▶ **QUOTED TEXT**:
All of lore.kernel.org
 help / color / mirror / Atom feed
From: Pavel Emelyanov <xemul@parallels.com>
To: Tejun Heo <tj@kernel.org>, Oleg Nesterov <oleg@redhat.com>
Cc: Linus Torvalds <torvalds@linux-foundation.org>,
	Andrew Morton <akpm@linux-foundation.org>,
	Alan Cox <alan@linux.intel.com>,
	Roland McGrath <roland@hack.frob.com>,
	Linux Kernel Mailing List <linux-kernel@vger.kernel.org>,
	Cyrill Gorcunov <gorcunov@openvz.org>,
	James Bottomley <jbottomley@parallels.com>
Subject: Re: [RFC][PATCH 0/3] fork: Add the ability to create tasks with given pids
Date: Mon, 21 Nov 2011 13:15:02 +0400	[thread overview]
Message-ID: <4ECA1696.5060500@parallels.com> (raw)
In-Reply-To: <20111118233055.GA29378@google.com>

On 11/19/2011 03:30 AM, Tejun Heo wrote:
> Hello,
> 
> On Thu, Nov 17, 2011 at 08:01:03PM +0400, Pavel Emelyanov wrote:
>>> Yes, personally I'd prefer /proc/set_last_pid (or something similar) which
>>> simply writes to pid_ns->last_pid. Perhaps it is less convenient from the
>>> user-space pov (serialization, security) but it is much simpler.
>>
>> Yes, this is also possible. I have a working prototype of /proc/sys/kernel/ns_last_pid
>> with the security issue solved, but setting sysctl then cloning seems more obfuscating
>> to me than just passing an array of pids to clone.
> 
> Do you mind sharing the patch?

▶ **WRITTEN EXERCISE**: Copy the stretch of the kernel mailing list message from "In-Reply-To: <20111118233055.GA29378@google.com>" through "is much simpler.", switching "less convenient" to "more awkward".

▶ **DATASET RECORDS**:
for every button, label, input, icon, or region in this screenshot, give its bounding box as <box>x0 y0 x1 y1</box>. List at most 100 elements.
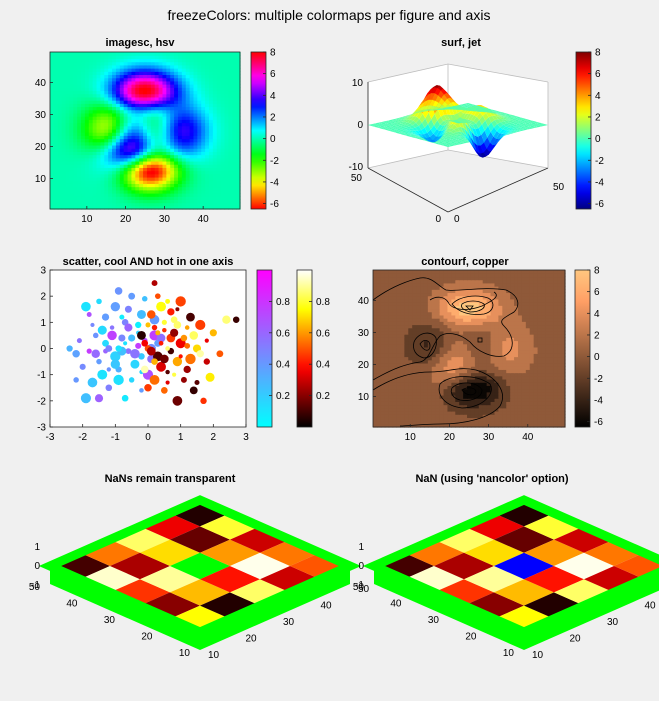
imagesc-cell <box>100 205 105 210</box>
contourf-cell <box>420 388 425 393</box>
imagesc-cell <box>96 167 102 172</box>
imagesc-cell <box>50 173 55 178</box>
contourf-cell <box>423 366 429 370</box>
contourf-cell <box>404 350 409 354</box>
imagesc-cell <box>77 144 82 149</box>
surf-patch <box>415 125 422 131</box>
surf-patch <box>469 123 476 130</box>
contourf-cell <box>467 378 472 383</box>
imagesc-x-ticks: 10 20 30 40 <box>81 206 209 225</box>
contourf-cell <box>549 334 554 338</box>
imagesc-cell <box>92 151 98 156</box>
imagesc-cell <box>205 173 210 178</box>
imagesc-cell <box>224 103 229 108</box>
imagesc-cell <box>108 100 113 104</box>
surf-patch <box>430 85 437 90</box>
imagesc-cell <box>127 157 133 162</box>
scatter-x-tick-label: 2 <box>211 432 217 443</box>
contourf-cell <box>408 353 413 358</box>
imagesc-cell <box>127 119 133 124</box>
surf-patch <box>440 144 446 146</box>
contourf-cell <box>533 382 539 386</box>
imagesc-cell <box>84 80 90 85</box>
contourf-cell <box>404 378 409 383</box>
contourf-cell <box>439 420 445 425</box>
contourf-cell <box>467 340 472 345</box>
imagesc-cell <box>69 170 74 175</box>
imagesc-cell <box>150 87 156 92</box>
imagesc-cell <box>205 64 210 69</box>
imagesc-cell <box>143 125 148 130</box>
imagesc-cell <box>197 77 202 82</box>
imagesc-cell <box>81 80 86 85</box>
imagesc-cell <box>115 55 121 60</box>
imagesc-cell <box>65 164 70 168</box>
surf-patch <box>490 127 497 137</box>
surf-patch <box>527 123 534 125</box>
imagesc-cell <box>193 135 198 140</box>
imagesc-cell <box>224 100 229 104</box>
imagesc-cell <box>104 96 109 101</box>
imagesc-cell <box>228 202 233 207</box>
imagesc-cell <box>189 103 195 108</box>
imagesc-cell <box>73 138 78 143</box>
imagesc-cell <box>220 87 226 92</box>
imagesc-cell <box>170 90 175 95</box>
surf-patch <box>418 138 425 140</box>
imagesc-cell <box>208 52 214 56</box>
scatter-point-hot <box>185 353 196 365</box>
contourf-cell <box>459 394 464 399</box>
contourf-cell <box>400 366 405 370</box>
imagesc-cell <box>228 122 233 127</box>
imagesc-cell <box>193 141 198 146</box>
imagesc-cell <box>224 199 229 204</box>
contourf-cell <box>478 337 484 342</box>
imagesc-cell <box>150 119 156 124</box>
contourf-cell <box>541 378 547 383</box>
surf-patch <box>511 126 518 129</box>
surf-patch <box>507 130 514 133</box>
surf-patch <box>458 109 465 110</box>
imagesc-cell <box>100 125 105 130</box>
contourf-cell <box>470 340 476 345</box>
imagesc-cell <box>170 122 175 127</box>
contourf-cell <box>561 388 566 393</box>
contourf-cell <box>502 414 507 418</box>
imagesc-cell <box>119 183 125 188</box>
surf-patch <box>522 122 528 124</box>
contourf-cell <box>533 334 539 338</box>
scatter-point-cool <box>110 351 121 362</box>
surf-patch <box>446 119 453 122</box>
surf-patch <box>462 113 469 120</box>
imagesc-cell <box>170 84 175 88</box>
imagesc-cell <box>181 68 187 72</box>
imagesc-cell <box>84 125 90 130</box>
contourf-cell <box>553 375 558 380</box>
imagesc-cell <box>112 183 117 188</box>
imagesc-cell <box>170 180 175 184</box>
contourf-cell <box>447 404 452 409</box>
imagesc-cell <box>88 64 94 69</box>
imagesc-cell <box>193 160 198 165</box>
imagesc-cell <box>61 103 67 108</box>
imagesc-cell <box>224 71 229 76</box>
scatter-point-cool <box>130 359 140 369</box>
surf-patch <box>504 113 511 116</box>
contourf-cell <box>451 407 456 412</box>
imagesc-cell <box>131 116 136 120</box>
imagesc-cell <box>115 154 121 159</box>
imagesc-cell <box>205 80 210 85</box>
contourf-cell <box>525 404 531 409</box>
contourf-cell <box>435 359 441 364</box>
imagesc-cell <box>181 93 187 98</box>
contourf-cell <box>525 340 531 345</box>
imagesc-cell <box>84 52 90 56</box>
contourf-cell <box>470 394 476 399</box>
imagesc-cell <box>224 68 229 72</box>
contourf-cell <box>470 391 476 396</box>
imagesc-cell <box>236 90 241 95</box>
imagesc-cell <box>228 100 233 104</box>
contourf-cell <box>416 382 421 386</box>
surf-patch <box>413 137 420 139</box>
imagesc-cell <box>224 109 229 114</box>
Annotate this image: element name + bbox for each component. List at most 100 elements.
==
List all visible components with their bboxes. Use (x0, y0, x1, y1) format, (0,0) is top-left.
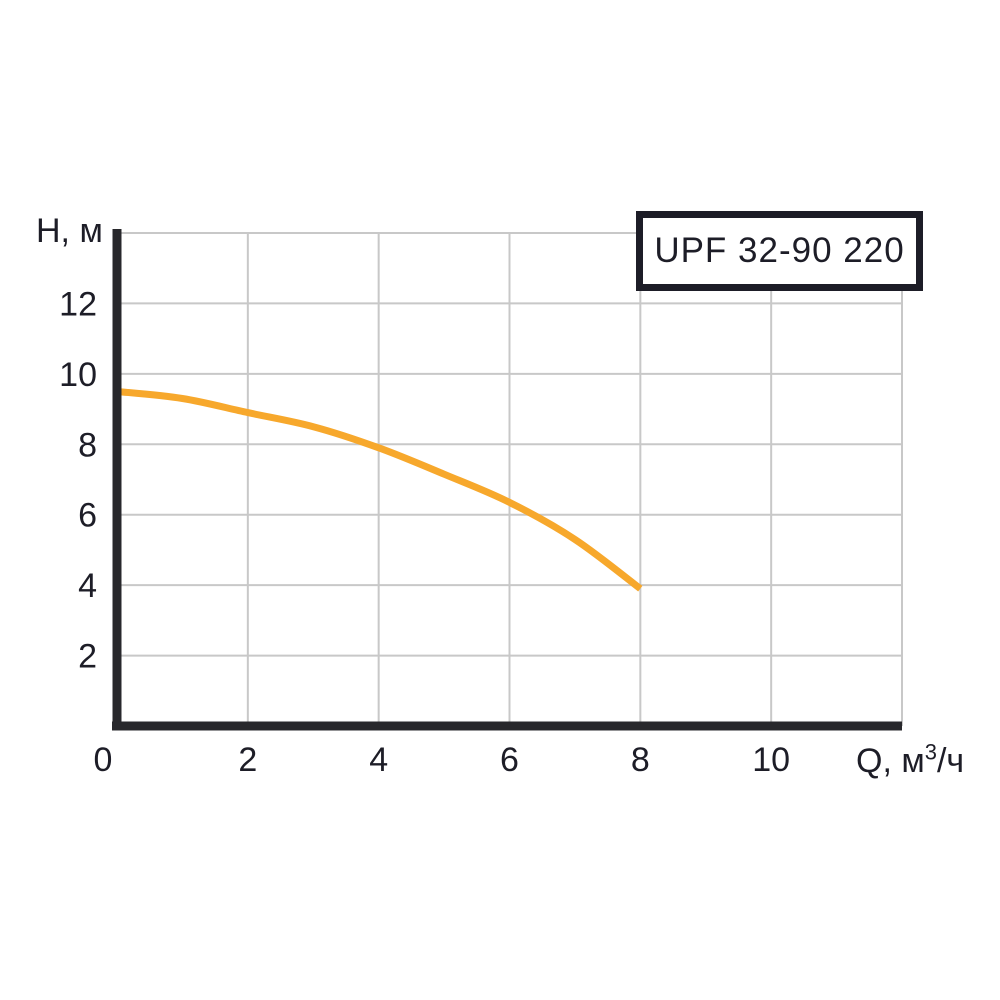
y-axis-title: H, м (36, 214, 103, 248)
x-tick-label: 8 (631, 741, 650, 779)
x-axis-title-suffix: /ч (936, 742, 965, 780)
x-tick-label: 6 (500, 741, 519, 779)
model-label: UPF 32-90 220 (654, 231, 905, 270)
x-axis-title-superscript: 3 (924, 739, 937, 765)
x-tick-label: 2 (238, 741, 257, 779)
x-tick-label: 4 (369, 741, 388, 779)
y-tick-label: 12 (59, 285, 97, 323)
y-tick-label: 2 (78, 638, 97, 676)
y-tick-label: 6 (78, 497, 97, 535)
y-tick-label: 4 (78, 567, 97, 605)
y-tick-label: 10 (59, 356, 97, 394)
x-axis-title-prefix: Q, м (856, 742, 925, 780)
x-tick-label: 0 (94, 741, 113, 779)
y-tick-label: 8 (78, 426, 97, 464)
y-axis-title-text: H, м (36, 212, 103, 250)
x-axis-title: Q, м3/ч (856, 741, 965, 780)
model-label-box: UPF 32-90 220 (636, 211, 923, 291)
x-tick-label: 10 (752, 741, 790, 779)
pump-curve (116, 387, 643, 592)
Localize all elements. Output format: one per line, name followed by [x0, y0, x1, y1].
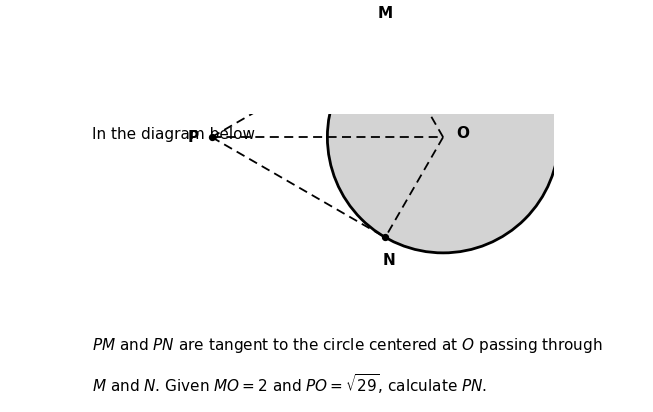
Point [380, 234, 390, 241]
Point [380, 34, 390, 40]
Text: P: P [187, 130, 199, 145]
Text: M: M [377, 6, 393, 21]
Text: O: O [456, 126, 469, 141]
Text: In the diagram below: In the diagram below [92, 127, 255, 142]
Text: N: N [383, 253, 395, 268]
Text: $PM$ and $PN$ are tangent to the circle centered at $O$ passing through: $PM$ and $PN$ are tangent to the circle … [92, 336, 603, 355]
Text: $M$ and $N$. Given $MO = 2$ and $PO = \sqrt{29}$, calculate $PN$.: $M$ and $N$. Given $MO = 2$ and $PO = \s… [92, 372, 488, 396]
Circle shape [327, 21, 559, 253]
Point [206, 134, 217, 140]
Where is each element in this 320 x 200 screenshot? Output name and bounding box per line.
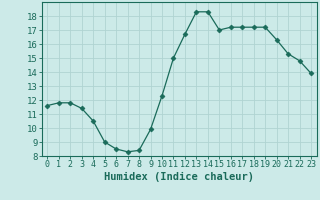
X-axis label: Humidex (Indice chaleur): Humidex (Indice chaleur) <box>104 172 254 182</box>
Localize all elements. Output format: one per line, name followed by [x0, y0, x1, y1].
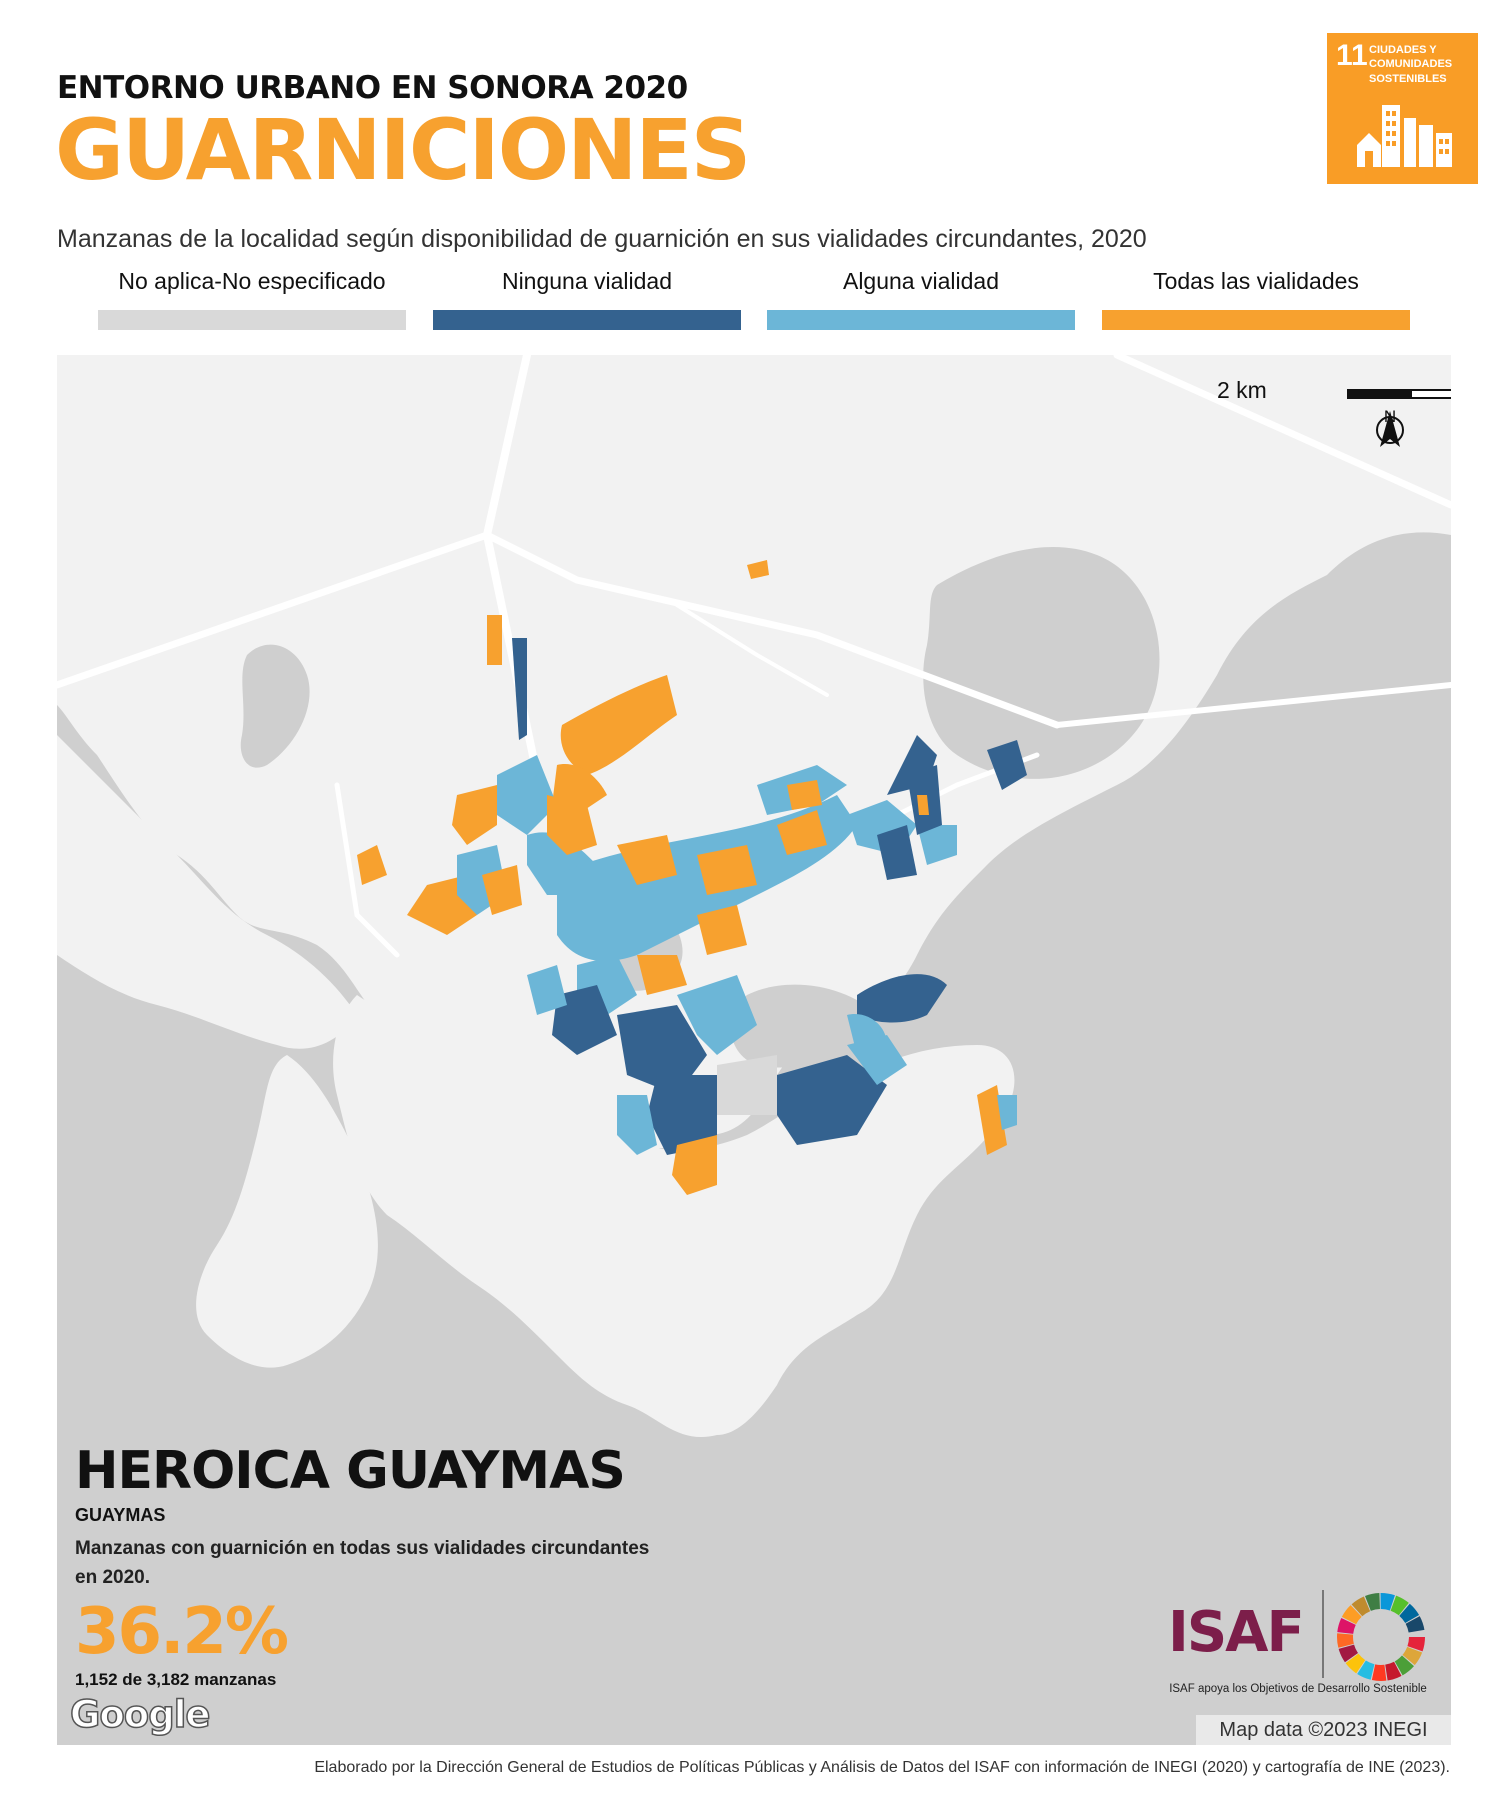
* * *
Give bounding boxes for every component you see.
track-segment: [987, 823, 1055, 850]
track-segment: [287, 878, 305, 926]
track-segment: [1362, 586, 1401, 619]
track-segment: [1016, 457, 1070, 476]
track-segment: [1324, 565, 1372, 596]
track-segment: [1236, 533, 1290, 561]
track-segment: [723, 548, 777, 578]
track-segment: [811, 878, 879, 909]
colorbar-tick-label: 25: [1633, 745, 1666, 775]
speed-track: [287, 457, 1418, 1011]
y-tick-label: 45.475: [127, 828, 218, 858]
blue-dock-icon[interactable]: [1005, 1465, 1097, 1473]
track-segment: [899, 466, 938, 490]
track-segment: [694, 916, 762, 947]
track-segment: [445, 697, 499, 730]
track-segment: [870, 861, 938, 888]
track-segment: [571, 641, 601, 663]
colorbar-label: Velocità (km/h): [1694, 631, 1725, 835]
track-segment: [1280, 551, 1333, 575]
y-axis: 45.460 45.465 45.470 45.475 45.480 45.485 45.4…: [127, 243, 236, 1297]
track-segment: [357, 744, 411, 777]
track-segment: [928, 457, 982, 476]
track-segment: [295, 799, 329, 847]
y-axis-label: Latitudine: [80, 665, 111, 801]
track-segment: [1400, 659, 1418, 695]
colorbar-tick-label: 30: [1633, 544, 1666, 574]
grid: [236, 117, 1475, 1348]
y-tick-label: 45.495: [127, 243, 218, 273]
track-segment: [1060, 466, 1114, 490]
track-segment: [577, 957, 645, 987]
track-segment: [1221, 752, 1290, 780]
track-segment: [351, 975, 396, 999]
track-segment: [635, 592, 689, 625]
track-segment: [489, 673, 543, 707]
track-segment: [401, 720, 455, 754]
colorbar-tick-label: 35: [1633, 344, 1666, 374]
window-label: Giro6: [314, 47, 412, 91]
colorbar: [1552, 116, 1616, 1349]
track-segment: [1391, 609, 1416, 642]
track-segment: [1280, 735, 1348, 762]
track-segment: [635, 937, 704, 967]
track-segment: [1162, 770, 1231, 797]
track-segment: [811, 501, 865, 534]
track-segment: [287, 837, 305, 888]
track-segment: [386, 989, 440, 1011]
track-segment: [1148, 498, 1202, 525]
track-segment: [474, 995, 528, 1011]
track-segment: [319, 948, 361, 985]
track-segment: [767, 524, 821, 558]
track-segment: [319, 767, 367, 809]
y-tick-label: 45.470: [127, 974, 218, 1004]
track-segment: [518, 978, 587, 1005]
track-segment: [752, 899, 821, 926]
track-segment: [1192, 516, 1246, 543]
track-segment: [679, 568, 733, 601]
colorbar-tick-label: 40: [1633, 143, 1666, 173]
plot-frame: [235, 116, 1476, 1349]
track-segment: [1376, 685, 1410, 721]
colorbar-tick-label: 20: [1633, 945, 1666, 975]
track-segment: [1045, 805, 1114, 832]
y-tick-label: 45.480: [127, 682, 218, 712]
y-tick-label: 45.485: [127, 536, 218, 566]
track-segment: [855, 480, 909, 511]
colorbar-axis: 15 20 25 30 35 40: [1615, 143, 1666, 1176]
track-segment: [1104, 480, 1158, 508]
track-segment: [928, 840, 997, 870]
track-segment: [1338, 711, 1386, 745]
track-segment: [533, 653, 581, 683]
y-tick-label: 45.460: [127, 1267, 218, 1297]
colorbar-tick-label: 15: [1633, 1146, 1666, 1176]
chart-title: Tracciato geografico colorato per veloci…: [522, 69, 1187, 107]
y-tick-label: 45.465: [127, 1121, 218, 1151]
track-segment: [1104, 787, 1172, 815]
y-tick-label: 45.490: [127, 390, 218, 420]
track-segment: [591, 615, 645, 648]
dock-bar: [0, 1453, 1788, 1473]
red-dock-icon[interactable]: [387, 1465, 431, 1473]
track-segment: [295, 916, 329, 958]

▶ **EXERCISE RESULT**:
In-Reply-To: <20111118233055.GA29378@google.com>

On 11/19/2011 03:30 AM, Tejun Heo wrote:
> Hello,
> 
> On Thu, Nov 17, 2011 at 08:01:03PM +0400, Pavel Emelyanov wrote:
>>> Yes, personally I'd prefer /proc/set_last_pid (or something similar) which
>>> simply writes to pid_ns->last_pid. Perhaps it is more awkward from the
>>> user-space pov (serialization, security) but it is much simpler.